Data entries
----------

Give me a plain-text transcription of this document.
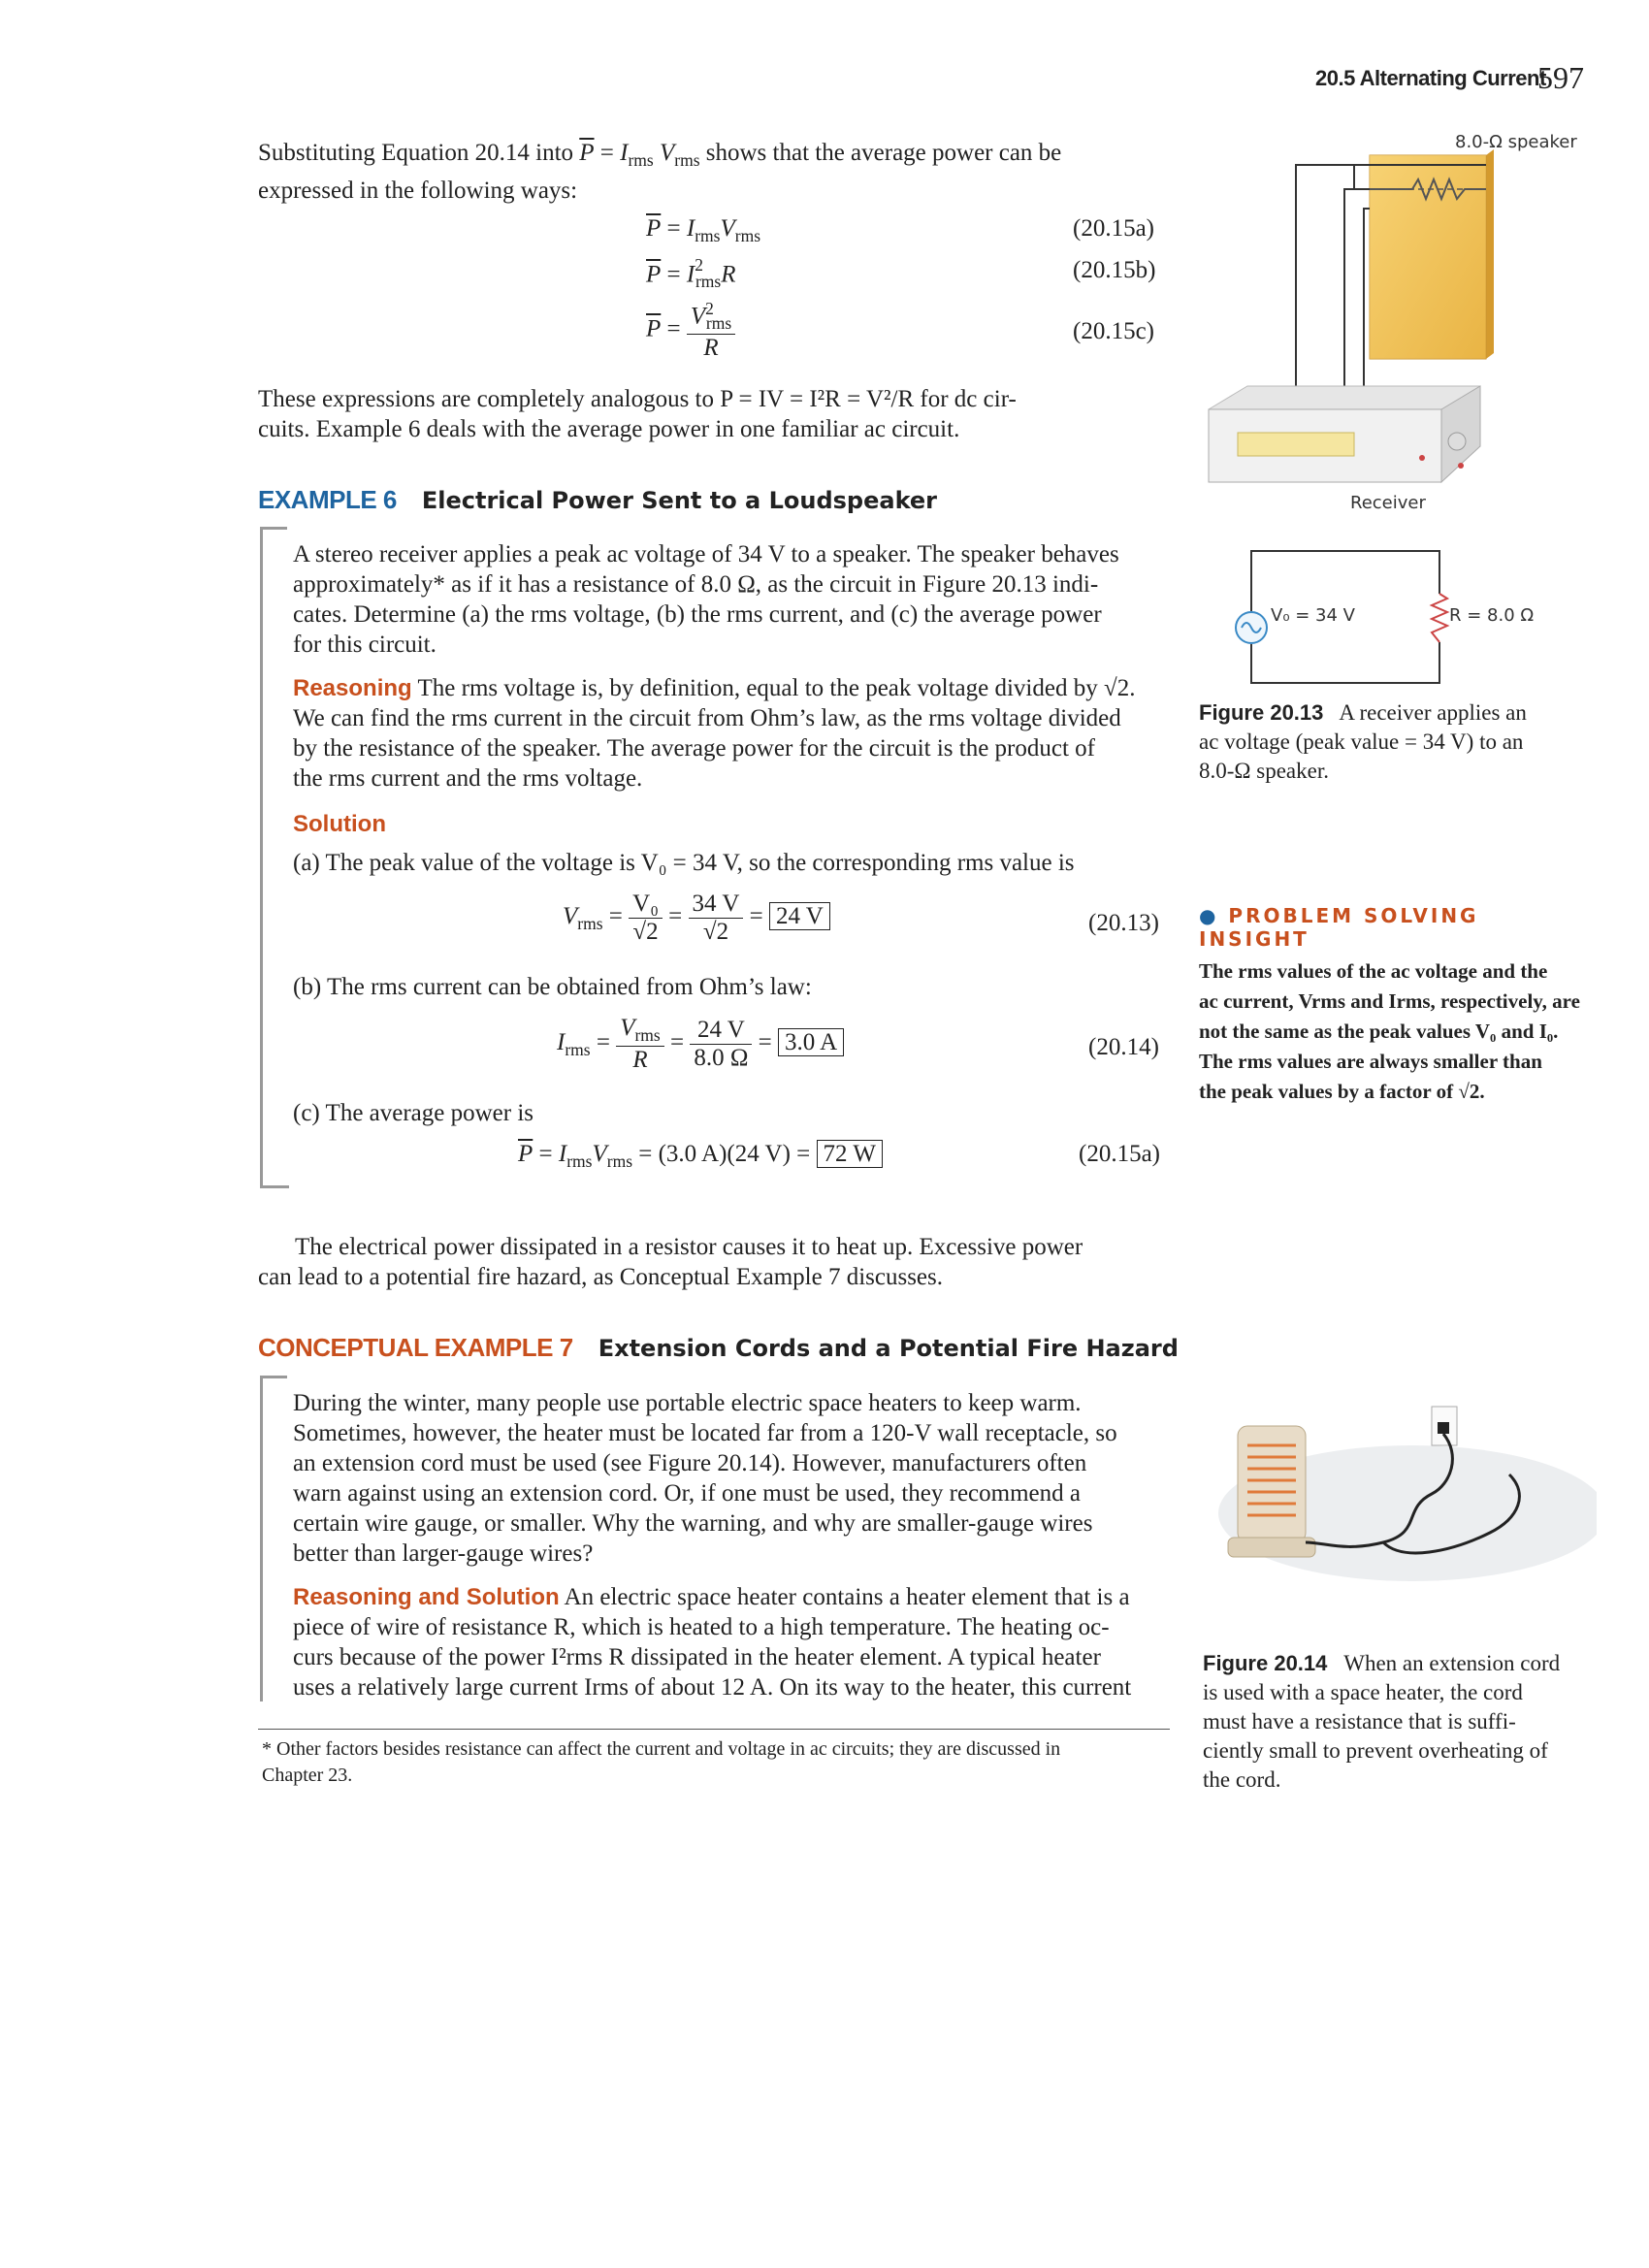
20.5 Alternating Current
597
Substituting Equation 20.14 into $\overline{P} = I_{rms}$ $V_{rms}$ shows that the average power can be
expressed in the following ways:
$\overline{P} = I_{rms}V_{rms}$	(20.15a)
$\overline{P} = I^2_{rms}R$	(20.15b)
$\overline{P} = \frac{V^2_{rms}}{R}$	(20.15c)
These expressions are completely analogous to P = IV = I²R = V²/R for dc cir-
cuits. Example 6 deals with the average power in one familiar ac circuit.
EXAMPLE 6 Electrical Power Sent to a Loudspeaker
A stereo receiver applies a peak ac voltage of 34 V to a speaker. The speaker behaves
approximately* as if it has a resistance of 8.0 Ω, as the circuit in Figure 20.13 indi-
cates. Determine (a) the rms voltage, (b) the rms current, and (c) the average power
for this circuit.
Reasoning The rms voltage is, by definition, equal to the peak voltage divided by √2.
We can find the rms current in the circuit from Ohm’s law, as the rms voltage divided
by the resistance of the speaker. The average power for the circuit is the product of
the rms current and the rms voltage.
Solution
(a) The peak value of the voltage is V₀ = 34 V, so the corresponding rms value is
$V_{rms} = \frac{\text{V₀}}{√2} = \frac{34 V}{√2} = 24$ V	(20.13)
(b) The rms current can be obtained from Ohm’s law:
$I_{rms} = \frac{V_{rms}}{R} = \frac{24 V}{8.0 \Omega} = 3.0$ A	(20.14)
(c) The average power is
$\overline{P} = I_{rms}V_{rms} = (3.0$ A)(24 V) = 72 W	(20.15a)
The electrical power dissipated in a resistor causes it to heat up. Excessive power
can lead to a potential fire hazard, as Conceptual Example 7 discusses.
CONCEPTUAL EXAMPLE 7 Extension Cords and a Potential Fire Hazard
During the winter, many people use portable electric space heaters to keep warm.
Sometimes, however, the heater must be located far from a 120-V wall receptacle, so
an extension cord must be used (see Figure 20.14). However, manufacturers often
warn against using an extension cord. Or, if one must be used, they recommend a
certain wire gauge, or smaller. Why the warning, and why are smaller-gauge wires
better than larger-gauge wires?
Reasoning and Solution An electric space heater contains a heater element that is a
piece of wire of resistance R, which is heated to a high temperature. The heating oc-
curs because of the power I²rms R dissipated in the heater element. A typical heater
uses a relatively large current Irms of about 12 A. On its way to the heater, this current
* Other factors besides resistance can affect the current and voltage in ac circuits; they are discussed in
Chapter 23.
8.0-Ω speaker
Receiver
V₀ = 34 V	R = 8.0 Ω
Figure 20.13 A receiver applies an
ac voltage (peak value = 34 V) to an
8.0-Ω speaker.
● PROBLEM SOLVING INSIGHT
The rms values of the ac voltage and the
ac current, Vrms and Irms, respectively, are
not the same as the peak values V₀ and I₀.
The rms values are always smaller than
the peak values by a factor of √2.
Figure 20.14 When an extension cord
is used with a space heater, the cord
must have a resistance that is suffi-
ciently small to prevent overheating of
the cord.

----------

• THE REQUEST
Except for the pictures, copy the material above exactly.

• SOLUTION TO THIS PROBLEM
Give me a plain-text transcription of this document.
20.5 Alternating Current
597
Substituting Equation 20.14 into $\overline{P} = I_{rms}$ $V_{rms}$ shows that the average power can be
expressed in the following ways:
$\overline{P} = I_{rms}V_{rms}$	(20.15a)
$\overline{P} = I^2_{rms}R$	(20.15b)
$\overline{P} = \frac{V^2_{rms}}{R}$	(20.15c)
These expressions are completely analogous to P = IV = I²R = V²/R for dc cir-
cuits. Example 6 deals with the average power in one familiar ac circuit.
EXAMPLE 6 Electrical Power Sent to a Loudspeaker
A stereo receiver applies a peak ac voltage of 34 V to a speaker. The speaker behaves
approximately* as if it has a resistance of 8.0 Ω, as the circuit in Figure 20.13 indi-
cates. Determine (a) the rms voltage, (b) the rms current, and (c) the average power
for this circuit.
Reasoning The rms voltage is, by definition, equal to the peak voltage divided by √2.
We can find the rms current in the circuit from Ohm’s law, as the rms voltage divided
by the resistance of the speaker. The average power for the circuit is the product of
the rms current and the rms voltage.
Solution
(a) The peak value of the voltage is V₀ = 34 V, so the corresponding rms value is
$V_{rms} = \frac{\text{V₀}}{√2} = \frac{34 V}{√2} = 24$ V	(20.13)
(b) The rms current can be obtained from Ohm’s law:
$I_{rms} = \frac{V_{rms}}{R} = \frac{24 V}{8.0 \Omega} = 3.0$ A	(20.14)
(c) The average power is
$\overline{P} = I_{rms}V_{rms} = (3.0$ A)(24 V) = 72 W	(20.15a)
The electrical power dissipated in a resistor causes it to heat up. Excessive power
can lead to a potential fire hazard, as Conceptual Example 7 discusses.
CONCEPTUAL EXAMPLE 7 Extension Cords and a Potential Fire Hazard
During the winter, many people use portable electric space heaters to keep warm.
Sometimes, however, the heater must be located far from a 120-V wall receptacle, so
an extension cord must be used (see Figure 20.14). However, manufacturers often
warn against using an extension cord. Or, if one must be used, they recommend a
certain wire gauge, or smaller. Why the warning, and why are smaller-gauge wires
better than larger-gauge wires?
Reasoning and Solution An electric space heater contains a heater element that is a
piece of wire of resistance R, which is heated to a high temperature. The heating oc-
curs because of the power I²rms R dissipated in the heater element. A typical heater
uses a relatively large current Irms of about 12 A. On its way to the heater, this current
* Other factors besides resistance can affect the current and voltage in ac circuits; they are discussed in
Chapter 23.
8.0-Ω speaker
Receiver
V₀ = 34 V	R = 8.0 Ω
Figure 20.13 A receiver applies an
ac voltage (peak value = 34 V) to an
8.0-Ω speaker.
● PROBLEM SOLVING INSIGHT
The rms values of the ac voltage and the
ac current, Vrms and Irms, respectively, are
not the same as the peak values V₀ and I₀.
The rms values are always smaller than
the peak values by a factor of √2.
Figure 20.14 When an extension cord
is used with a space heater, the cord
must have a resistance that is suffi-
ciently small to prevent overheating of
the cord.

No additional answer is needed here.